Drop every picture and give the entries back exactly.

Stored data
____________

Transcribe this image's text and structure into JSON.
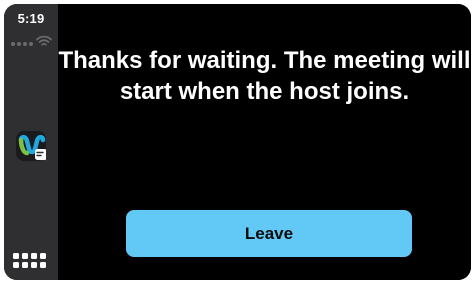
{
  "status_bar": {
    "time": "5:19"
  },
  "sidebar": {
    "app_icon": "webex-app-icon",
    "home_icon": "app-grid-icon"
  },
  "meeting": {
    "message": "Thanks for waiting. The meeting will start when the host joins.",
    "leave_label": "Leave"
  },
  "colors": {
    "sidebar_bg": "#2f2f31",
    "screen_bg": "#000000",
    "button_bg": "#62c9f6",
    "button_text": "#0d0d0d"
  }
}
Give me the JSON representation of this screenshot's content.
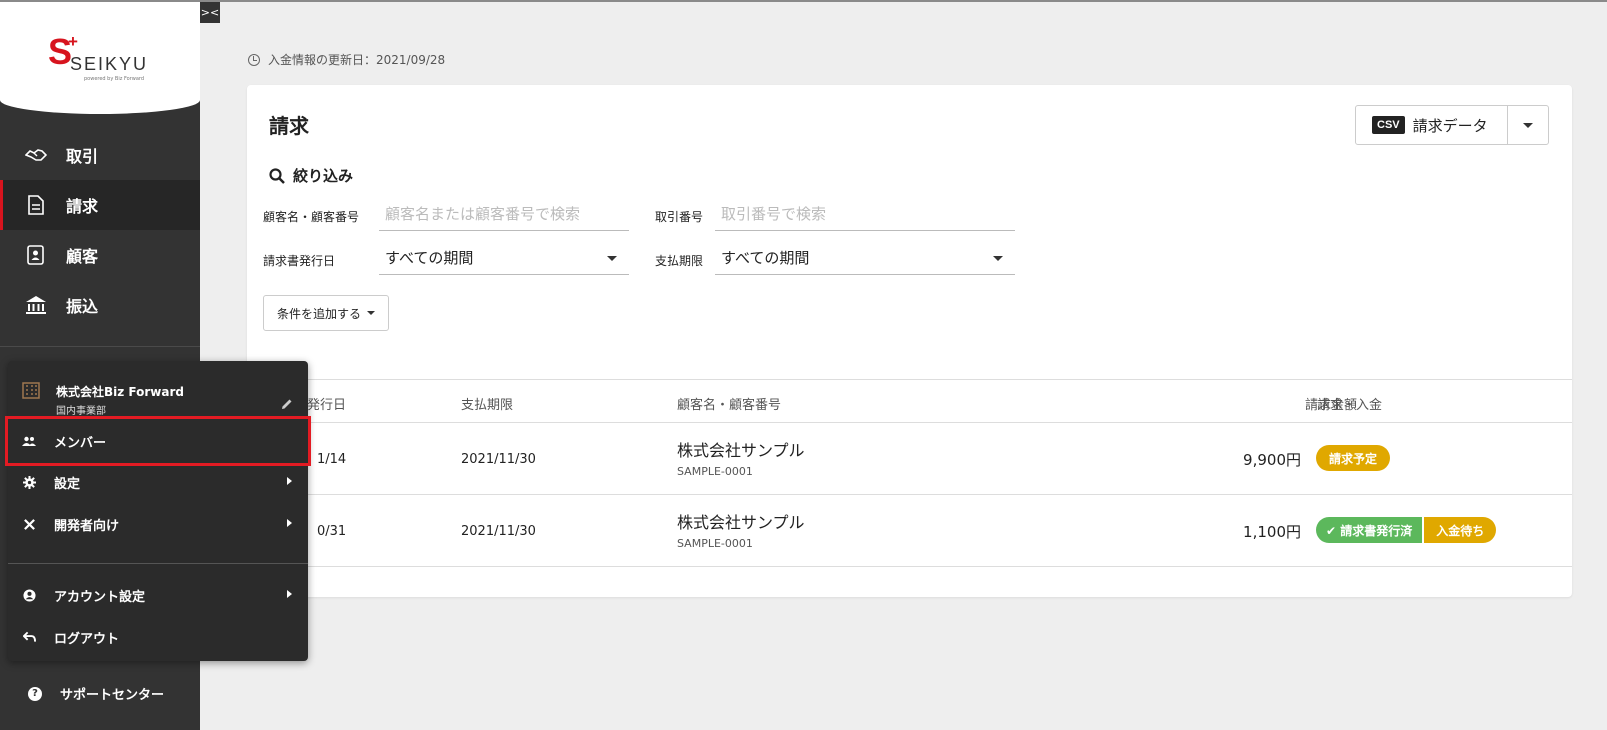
{
  "app": {
    "logo_text": "SEIKYU",
    "logo_powered": "powered by Biz Forward",
    "collapse_icon": "chevrons-icon"
  },
  "sidebar": {
    "items": [
      {
        "label": "取引",
        "icon": "handshake-icon"
      },
      {
        "label": "請求",
        "icon": "document-icon",
        "active": true
      },
      {
        "label": "顧客",
        "icon": "contact-icon"
      },
      {
        "label": "振込",
        "icon": "bank-icon"
      }
    ],
    "support_label": "サポートセンター"
  },
  "popup": {
    "org_name": "株式会社Biz Forward",
    "org_dept": "国内事業部",
    "items": [
      {
        "label": "メンバー",
        "icon": "people-icon",
        "highlighted": true
      },
      {
        "label": "設定",
        "icon": "gear-icon",
        "submenu": true
      },
      {
        "label": "開発者向け",
        "icon": "tools-icon",
        "submenu": true
      },
      {
        "label": "アカウント設定",
        "icon": "account-icon",
        "submenu": true
      },
      {
        "label": "ログアウト",
        "icon": "logout-icon"
      }
    ]
  },
  "main": {
    "updated_text": "入金情報の更新日：2021/09/28",
    "title": "請求",
    "csv_badge": "CSV",
    "csv_label": "請求データ",
    "filter_title": "絞り込み",
    "filters": {
      "customer_label": "顧客名・顧客番号",
      "customer_placeholder": "顧客名または顧客番号で検索",
      "trade_label": "取引番号",
      "trade_placeholder": "取引番号で検索",
      "issue_label": "請求書発行日",
      "issue_value": "すべての期間",
      "due_label": "支払期限",
      "due_value": "すべての期間",
      "add_condition": "条件を追加する"
    },
    "table": {
      "headers": {
        "issue": "発行日",
        "due": "支払期限",
        "customer": "顧客名・顧客番号",
        "amount": "請求金額",
        "status": "請求・入金"
      },
      "rows": [
        {
          "issue": "1/14",
          "due": "2021/11/30",
          "customer_name": "株式会社サンプル",
          "customer_no": "SAMPLE-0001",
          "amount": "9,900円",
          "status1": "請求予定"
        },
        {
          "issue": "0/31",
          "due": "2021/11/30",
          "customer_name": "株式会社サンプル",
          "customer_no": "SAMPLE-0001",
          "amount": "1,100円",
          "status1": "✔ 請求書発行済",
          "status2": "入金待ち"
        }
      ]
    }
  },
  "colors": {
    "brand_red": "#d7141e",
    "sidebar": "#333333",
    "pill_yellow": "#e0a800",
    "pill_green": "#5cb85c"
  }
}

____________

- _THE RESULT_
Transcribe this image's text and structure into JSON.
{
  "status_bar": {
    "time": "5:19"
  },
  "sidebar": {
    "app_icon": "webex-app-icon",
    "home_icon": "app-grid-icon"
  },
  "meeting": {
    "message": "Thanks for waiting. The meeting will start when the host joins.",
    "leave_label": "Leave"
  },
  "colors": {
    "sidebar_bg": "#2f2f31",
    "screen_bg": "#000000",
    "button_bg": "#62c9f6",
    "button_text": "#0d0d0d"
  }
}
Give me the JSON representation of this screenshot's content.
{
  "app": {
    "logo_text": "SEIKYU",
    "logo_powered": "powered by Biz Forward",
    "collapse_icon": "chevrons-icon"
  },
  "sidebar": {
    "items": [
      {
        "label": "取引",
        "icon": "handshake-icon"
      },
      {
        "label": "請求",
        "icon": "document-icon",
        "active": true
      },
      {
        "label": "顧客",
        "icon": "contact-icon"
      },
      {
        "label": "振込",
        "icon": "bank-icon"
      }
    ],
    "support_label": "サポートセンター"
  },
  "popup": {
    "org_name": "株式会社Biz Forward",
    "org_dept": "国内事業部",
    "items": [
      {
        "label": "メンバー",
        "icon": "people-icon",
        "highlighted": true
      },
      {
        "label": "設定",
        "icon": "gear-icon",
        "submenu": true
      },
      {
        "label": "開発者向け",
        "icon": "tools-icon",
        "submenu": true
      },
      {
        "label": "アカウント設定",
        "icon": "account-icon",
        "submenu": true
      },
      {
        "label": "ログアウト",
        "icon": "logout-icon"
      }
    ]
  },
  "main": {
    "updated_text": "入金情報の更新日：2021/09/28",
    "title": "請求",
    "csv_badge": "CSV",
    "csv_label": "請求データ",
    "filter_title": "絞り込み",
    "filters": {
      "customer_label": "顧客名・顧客番号",
      "customer_placeholder": "顧客名または顧客番号で検索",
      "trade_label": "取引番号",
      "trade_placeholder": "取引番号で検索",
      "issue_label": "請求書発行日",
      "issue_value": "すべての期間",
      "due_label": "支払期限",
      "due_value": "すべての期間",
      "add_condition": "条件を追加する"
    },
    "table": {
      "headers": {
        "issue": "発行日",
        "due": "支払期限",
        "customer": "顧客名・顧客番号",
        "amount": "請求金額",
        "status": "請求・入金"
      },
      "rows": [
        {
          "issue": "1/14",
          "due": "2021/11/30",
          "customer_name": "株式会社サンプル",
          "customer_no": "SAMPLE-0001",
          "amount": "9,900円",
          "status1": "請求予定"
        },
        {
          "issue": "0/31",
          "due": "2021/11/30",
          "customer_name": "株式会社サンプル",
          "customer_no": "SAMPLE-0001",
          "amount": "1,100円",
          "status1": "✔ 請求書発行済",
          "status2": "入金待ち"
        }
      ]
    }
  },
  "colors": {
    "brand_red": "#d7141e",
    "sidebar": "#333333",
    "pill_yellow": "#e0a800",
    "pill_green": "#5cb85c"
  }
}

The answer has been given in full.